begin EXERCISE MATERIALS

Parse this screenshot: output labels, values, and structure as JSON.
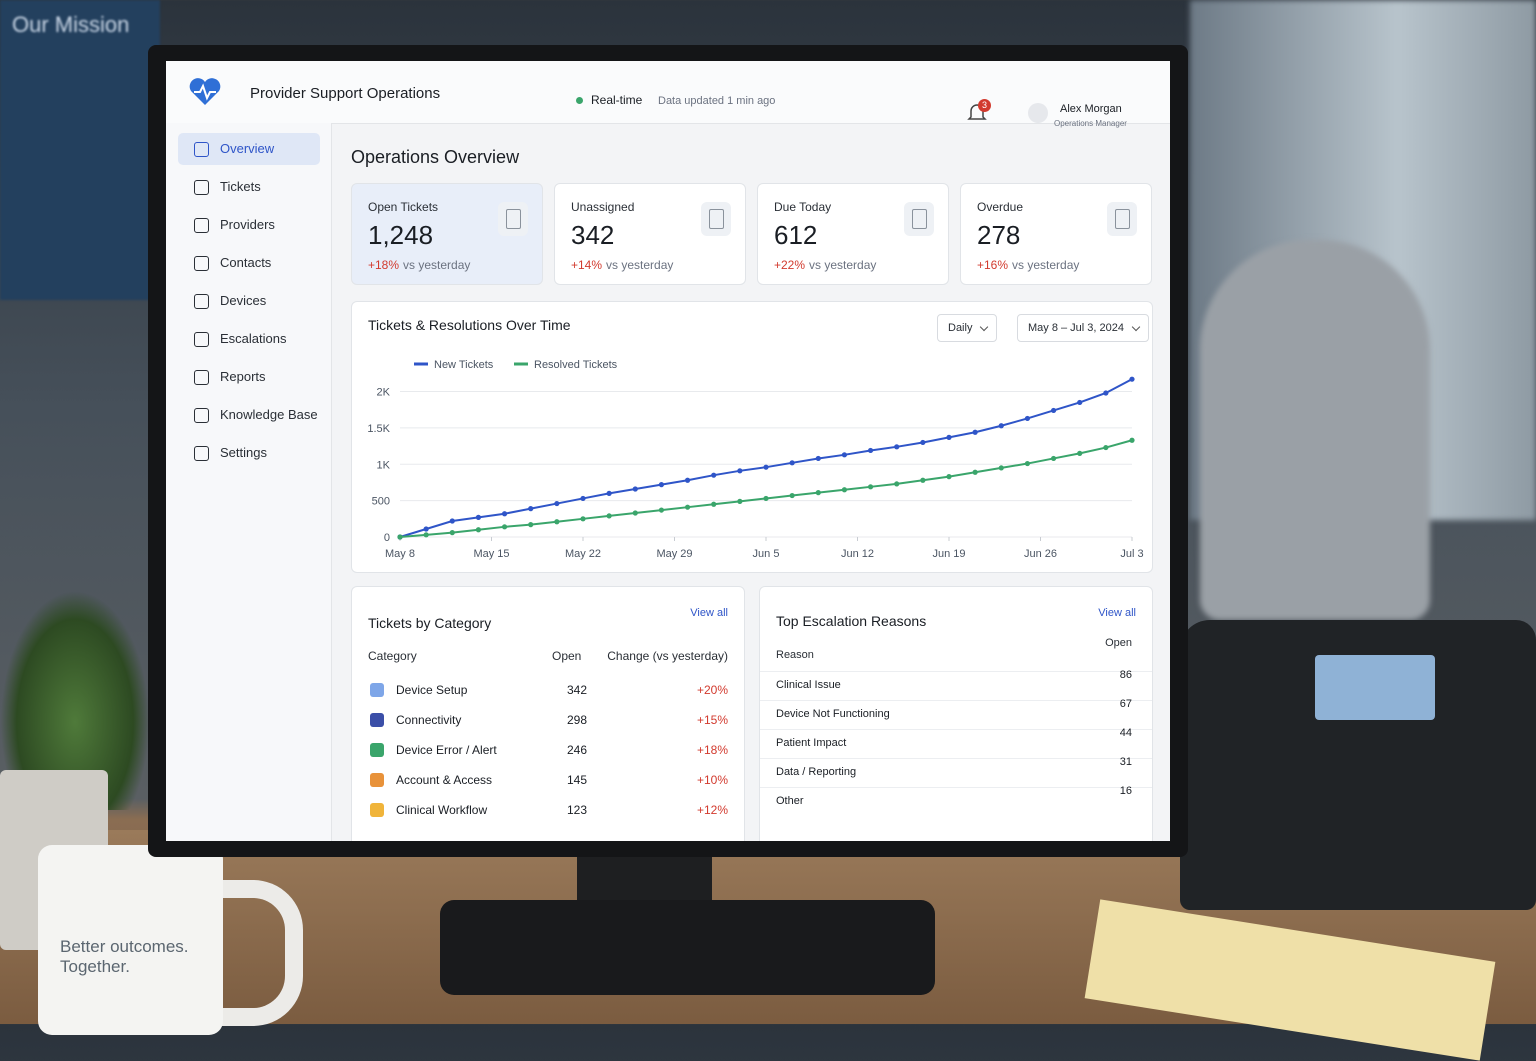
{
  "scene": {
    "wall_title": "Our Mission",
    "mug_text": "Better outcomes. Together."
  },
  "header": {
    "app_name": "Provider Support Operations",
    "status": "Real-time",
    "updated": "Data updated 1 min ago",
    "notifications": "3",
    "user_name": "Alex Morgan",
    "user_role": "Operations Manager"
  },
  "nav": [
    "Overview",
    "Tickets",
    "Providers",
    "Contacts",
    "Devices",
    "Escalations",
    "Reports",
    "Knowledge Base",
    "Settings"
  ],
  "page_title": "Operations Overview",
  "kpis": [
    {
      "label": "Open Tickets",
      "value": "1,248",
      "change": "+18%",
      "suffix": "vs yesterday"
    },
    {
      "label": "Unassigned",
      "value": "342",
      "change": "+14%",
      "suffix": "vs yesterday"
    },
    {
      "label": "Due Today",
      "value": "612",
      "change": "+22%",
      "suffix": "vs yesterday"
    },
    {
      "label": "Overdue",
      "value": "278",
      "change": "+16%",
      "suffix": "vs yesterday"
    }
  ],
  "chart_data": {
    "type": "line",
    "title": "Tickets & Resolutions Over Time",
    "interval": "Daily",
    "date_range": "May 8 – Jul 3, 2024",
    "x": [
      0,
      2,
      4,
      6,
      8,
      10,
      12,
      14,
      16,
      18,
      20,
      22,
      24,
      26,
      28,
      30,
      32,
      34,
      36,
      38,
      40,
      42,
      44,
      46,
      48,
      50,
      52,
      54,
      56
    ],
    "xlim": [
      0,
      56
    ],
    "xticks": [
      {
        "value": 0,
        "label": "May 8"
      },
      {
        "value": 7,
        "label": "May 15"
      },
      {
        "value": 14,
        "label": "May 22"
      },
      {
        "value": 21,
        "label": "May 29"
      },
      {
        "value": 28,
        "label": "Jun 5"
      },
      {
        "value": 35,
        "label": "Jun 12"
      },
      {
        "value": 42,
        "label": "Jun 19"
      },
      {
        "value": 49,
        "label": "Jun 26"
      },
      {
        "value": 56,
        "label": "Jul 3"
      }
    ],
    "ylim": [
      0,
      2200
    ],
    "yticks": [
      0,
      500,
      {
        "value": 1000,
        "label": "1K"
      },
      {
        "value": 1500,
        "label": "1.5K"
      },
      {
        "value": 2000,
        "label": "2K"
      }
    ],
    "grid": true,
    "series": [
      {
        "name": "New Tickets",
        "color": "#2f55c8",
        "values": [
          0,
          110,
          220,
          270,
          320,
          390,
          460,
          530,
          600,
          660,
          720,
          780,
          850,
          910,
          960,
          1020,
          1080,
          1130,
          1190,
          1240,
          1300,
          1370,
          1440,
          1530,
          1630,
          1740,
          1850,
          1980,
          2170
        ]
      },
      {
        "name": "Resolved Tickets",
        "color": "#3aa56b",
        "values": [
          0,
          30,
          60,
          100,
          140,
          170,
          210,
          250,
          290,
          330,
          370,
          410,
          450,
          490,
          530,
          570,
          610,
          650,
          690,
          730,
          780,
          830,
          890,
          950,
          1010,
          1080,
          1150,
          1230,
          1330
        ]
      }
    ]
  },
  "category_table": {
    "title": "Tickets by Category",
    "link": "View all",
    "columns": [
      "Category",
      "Open",
      "Change (vs yesterday)"
    ],
    "rows": [
      {
        "icon_color": "#7ea6e8",
        "cells": [
          "Device Setup",
          "342",
          "+20%"
        ]
      },
      {
        "icon_color": "#3b4fa8",
        "cells": [
          "Connectivity",
          "298",
          "+15%"
        ]
      },
      {
        "icon_color": "#3aa56b",
        "cells": [
          "Device Error / Alert",
          "246",
          "+18%"
        ]
      },
      {
        "icon_color": "#e8923a",
        "cells": [
          "Account & Access",
          "145",
          "+10%"
        ]
      },
      {
        "icon_color": "#f0b43a",
        "cells": [
          "Clinical Workflow",
          "123",
          "+12%"
        ]
      }
    ]
  },
  "escalation_table": {
    "title": "Top Escalation Reasons",
    "link": "View all",
    "columns": [
      "Reason",
      "Open"
    ],
    "rows": [
      [
        "Clinical Issue",
        "86"
      ],
      [
        "Device Not Functioning",
        "67"
      ],
      [
        "Patient Impact",
        "44"
      ],
      [
        "Data / Reporting",
        "31"
      ],
      [
        "Other",
        "16"
      ]
    ]
  }
}
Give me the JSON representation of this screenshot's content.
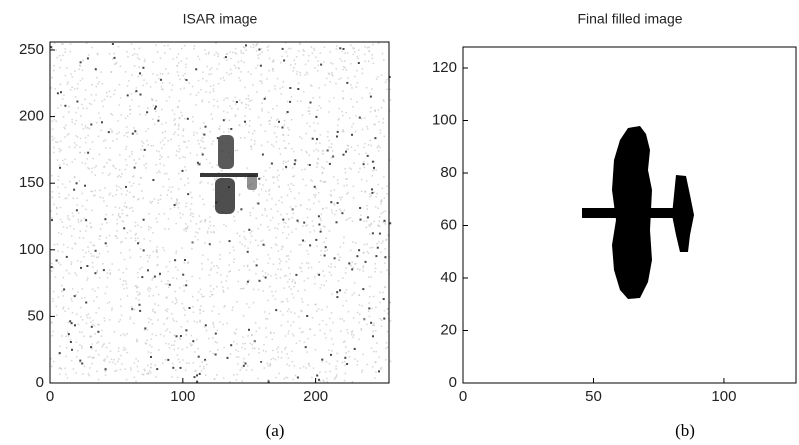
{
  "chart_data": [
    {
      "type": "image",
      "title": "ISAR image",
      "caption": "(a)",
      "xlim": [
        0,
        256
      ],
      "ylim": [
        0,
        256
      ],
      "xticks": [
        0,
        100,
        200
      ],
      "yticks": [
        0,
        50,
        100,
        150,
        200,
        250
      ]
    },
    {
      "type": "image",
      "title": "Final filled image",
      "caption": "(b)",
      "xlim": [
        0,
        128
      ],
      "ylim": [
        0,
        128
      ],
      "xticks": [
        0,
        50,
        100
      ],
      "yticks": [
        0,
        20,
        40,
        60,
        80,
        100,
        120
      ]
    }
  ]
}
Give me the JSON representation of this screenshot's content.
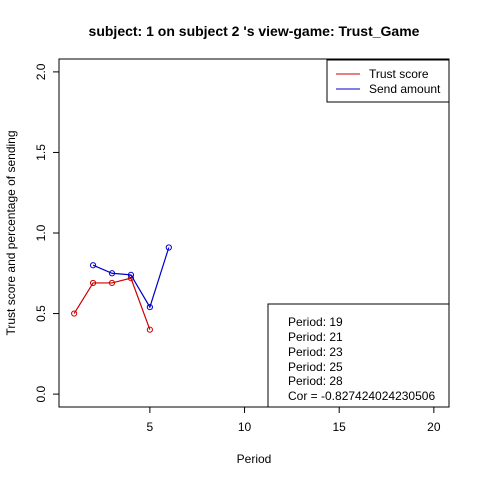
{
  "chart_data": {
    "type": "line",
    "title": "subject:  1  on subject  2 's view-game:  Trust_Game",
    "xlabel": "Period",
    "ylabel": "Trust score and percentage of sending",
    "xlim": [
      0.2,
      20.8
    ],
    "ylim": [
      -0.08,
      2.08
    ],
    "x_ticks": [
      5,
      10,
      15,
      20
    ],
    "y_ticks": [
      0.0,
      0.5,
      1.0,
      1.5,
      2.0
    ],
    "x_tick_labels": [
      "5",
      "10",
      "15",
      "20"
    ],
    "y_tick_labels": [
      "0.0",
      "0.5",
      "1.0",
      "1.5",
      "2.0"
    ],
    "grid": false,
    "legend_position": "top-right",
    "series": [
      {
        "name": "Trust score",
        "color": "#cc0000",
        "x": [
          1,
          2,
          3,
          4,
          5
        ],
        "y": [
          0.5,
          0.69,
          0.69,
          0.72,
          0.4
        ]
      },
      {
        "name": "Send amount",
        "color": "#0000cc",
        "x": [
          2,
          3,
          4,
          5,
          6
        ],
        "y": [
          0.8,
          0.75,
          0.74,
          0.54,
          0.91
        ]
      }
    ],
    "annotation_lines": [
      "Period:  19",
      "Period:  21",
      "Period:  23",
      "Period:  25",
      "Period:  28",
      "Cor =  -0.827424024230506"
    ]
  }
}
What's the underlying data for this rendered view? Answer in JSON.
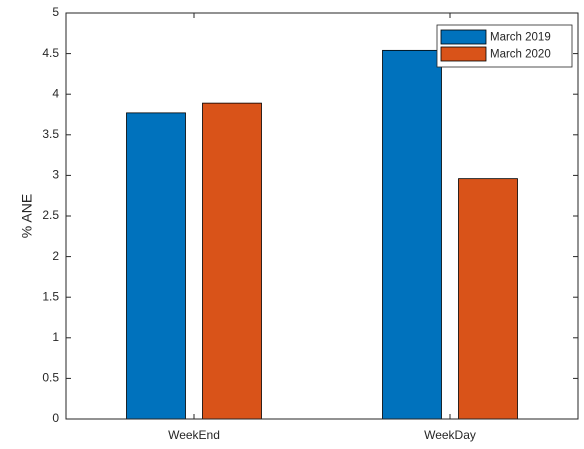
{
  "chart_data": {
    "type": "bar",
    "y_label": "% ANE",
    "categories": [
      "WeekEnd",
      "WeekDay"
    ],
    "series": [
      {
        "name": "March 2019",
        "color": "#0072BD",
        "values": [
          3.77,
          4.54
        ]
      },
      {
        "name": "March 2020",
        "color": "#D95319",
        "values": [
          3.89,
          2.96
        ]
      }
    ],
    "ylim": [
      0,
      5
    ],
    "yticks": [
      0,
      0.5,
      1,
      1.5,
      2,
      2.5,
      3,
      3.5,
      4,
      4.5,
      5
    ],
    "grid": false,
    "legend": "northeast"
  }
}
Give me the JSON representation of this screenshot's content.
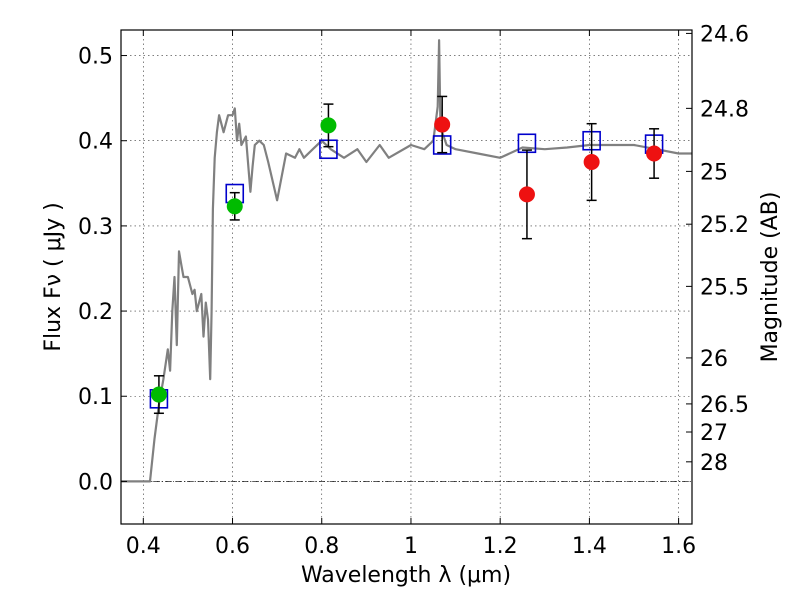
{
  "chart_data": {
    "type": "scatter",
    "title": "",
    "xlabel": "Wavelength  λ (μm)",
    "ylabel": "Flux  Fν  ( μJy )",
    "ylabel_right": "Magnitude (AB)",
    "xlim": [
      0.35,
      1.63
    ],
    "ylim": [
      -0.05,
      0.53
    ],
    "grid": true,
    "x_ticks": [
      0.4,
      0.6,
      0.8,
      1.0,
      1.2,
      1.4,
      1.6
    ],
    "x_tick_labels": [
      "0.4",
      "0.6",
      "0.8",
      "1",
      "1.2",
      "1.4",
      "1.6"
    ],
    "y_ticks": [
      0.0,
      0.1,
      0.2,
      0.3,
      0.4,
      0.5
    ],
    "y_tick_labels": [
      "0.0",
      "0.1",
      "0.2",
      "0.3",
      "0.4",
      "0.5"
    ],
    "right_ticks": [
      {
        "label": "24.6",
        "flux": 0.526
      },
      {
        "label": "24.8",
        "flux": 0.438
      },
      {
        "label": "25",
        "flux": 0.364
      },
      {
        "label": "25.2",
        "flux": 0.302
      },
      {
        "label": "25.5",
        "flux": 0.229
      },
      {
        "label": "26",
        "flux": 0.145
      },
      {
        "label": "26.5",
        "flux": 0.091
      },
      {
        "label": "27",
        "flux": 0.058
      },
      {
        "label": "28",
        "flux": 0.023
      }
    ],
    "series": [
      {
        "kind": "template-spectrum",
        "color": "#808080",
        "x": [
          0.35,
          0.415,
          0.425,
          0.435,
          0.445,
          0.455,
          0.46,
          0.465,
          0.47,
          0.475,
          0.48,
          0.485,
          0.49,
          0.5,
          0.51,
          0.515,
          0.52,
          0.53,
          0.535,
          0.54,
          0.545,
          0.55,
          0.553,
          0.556,
          0.56,
          0.565,
          0.57,
          0.58,
          0.59,
          0.6,
          0.605,
          0.61,
          0.615,
          0.62,
          0.63,
          0.64,
          0.645,
          0.65,
          0.66,
          0.67,
          0.68,
          0.7,
          0.72,
          0.74,
          0.75,
          0.76,
          0.78,
          0.8,
          0.82,
          0.85,
          0.88,
          0.9,
          0.93,
          0.95,
          1.0,
          1.03,
          1.05,
          1.06,
          1.063,
          1.066,
          1.07,
          1.08,
          1.1,
          1.15,
          1.2,
          1.25,
          1.3,
          1.35,
          1.4,
          1.45,
          1.5,
          1.55,
          1.6,
          1.63
        ],
        "y": [
          0.0,
          0.0,
          0.05,
          0.09,
          0.12,
          0.155,
          0.13,
          0.2,
          0.24,
          0.16,
          0.27,
          0.255,
          0.24,
          0.24,
          0.22,
          0.225,
          0.2,
          0.22,
          0.17,
          0.21,
          0.19,
          0.12,
          0.2,
          0.32,
          0.38,
          0.41,
          0.43,
          0.41,
          0.43,
          0.43,
          0.438,
          0.4,
          0.42,
          0.395,
          0.405,
          0.34,
          0.37,
          0.395,
          0.4,
          0.395,
          0.375,
          0.33,
          0.385,
          0.38,
          0.39,
          0.38,
          0.39,
          0.4,
          0.39,
          0.38,
          0.39,
          0.375,
          0.395,
          0.38,
          0.395,
          0.39,
          0.4,
          0.44,
          0.518,
          0.42,
          0.41,
          0.395,
          0.39,
          0.385,
          0.38,
          0.392,
          0.39,
          0.392,
          0.395,
          0.395,
          0.395,
          0.39,
          0.385,
          0.385
        ]
      },
      {
        "kind": "model-band-flux",
        "marker": "open-square",
        "color": "#0000cc",
        "x": [
          0.435,
          0.605,
          0.815,
          1.07,
          1.26,
          1.405,
          1.545
        ],
        "y": [
          0.097,
          0.338,
          0.39,
          0.395,
          0.397,
          0.4,
          0.396
        ]
      },
      {
        "kind": "observed-detection",
        "marker": "filled-circle",
        "color": "#00bb00",
        "x": [
          0.435,
          0.605,
          0.815
        ],
        "y": [
          0.102,
          0.323,
          0.418
        ],
        "yerr": [
          0.022,
          0.016,
          0.025
        ]
      },
      {
        "kind": "observed-low-significance",
        "marker": "filled-circle",
        "color": "#ee1111",
        "x": [
          1.07,
          1.26,
          1.405,
          1.545
        ],
        "y": [
          0.419,
          0.337,
          0.375,
          0.385
        ],
        "yerr": [
          0.033,
          0.052,
          0.045,
          0.029
        ]
      }
    ]
  }
}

end EXERCISE MATERIALS

→ YOUR GOAL
State how many lines hold the word "Overview". The number is the whole answer.

→ EXPECTED OUTPUT
2